▶ PROBLEM TO WORK ON
Would you transcribe all of the data exactly, down to the last character?

▶ RECORDS FOR THIS EXERCISE
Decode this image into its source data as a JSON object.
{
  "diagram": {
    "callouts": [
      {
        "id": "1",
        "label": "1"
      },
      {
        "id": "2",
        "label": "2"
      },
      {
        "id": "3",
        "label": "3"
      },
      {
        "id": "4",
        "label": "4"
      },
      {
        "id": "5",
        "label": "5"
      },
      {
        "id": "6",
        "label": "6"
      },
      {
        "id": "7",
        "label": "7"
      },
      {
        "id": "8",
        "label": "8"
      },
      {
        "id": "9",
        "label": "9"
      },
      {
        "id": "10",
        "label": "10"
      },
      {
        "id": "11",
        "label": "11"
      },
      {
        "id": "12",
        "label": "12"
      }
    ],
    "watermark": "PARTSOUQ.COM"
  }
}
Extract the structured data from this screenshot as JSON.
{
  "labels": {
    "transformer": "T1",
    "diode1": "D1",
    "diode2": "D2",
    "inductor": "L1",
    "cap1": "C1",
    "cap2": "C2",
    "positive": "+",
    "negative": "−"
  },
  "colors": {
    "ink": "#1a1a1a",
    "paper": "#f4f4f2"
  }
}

▶ FINAL RESULT
Decode this image into its source data as a JSON object.
{
  "diagram": {
    "callouts": [
      {
        "id": "1",
        "label": "1"
      },
      {
        "id": "2",
        "label": "2"
      },
      {
        "id": "3",
        "label": "3"
      },
      {
        "id": "4",
        "label": "4"
      },
      {
        "id": "5",
        "label": "5"
      },
      {
        "id": "6",
        "label": "6"
      },
      {
        "id": "7",
        "label": "7"
      },
      {
        "id": "8",
        "label": "8"
      },
      {
        "id": "9",
        "label": "9"
      },
      {
        "id": "10",
        "label": "10"
      },
      {
        "id": "11",
        "label": "11"
      },
      {
        "id": "12",
        "label": "12"
      }
    ],
    "watermark": "PARTSOUQ.COM"
  }
}
Extract the structured data from this screenshot as JSON.
{
  "labels": {
    "transformer": "T1",
    "diode1": "D1",
    "diode2": "D2",
    "inductor": "L1",
    "cap1": "C1",
    "cap2": "C2",
    "positive": "+",
    "negative": "−"
  },
  "colors": {
    "ink": "#1a1a1a",
    "paper": "#f4f4f2"
  }
}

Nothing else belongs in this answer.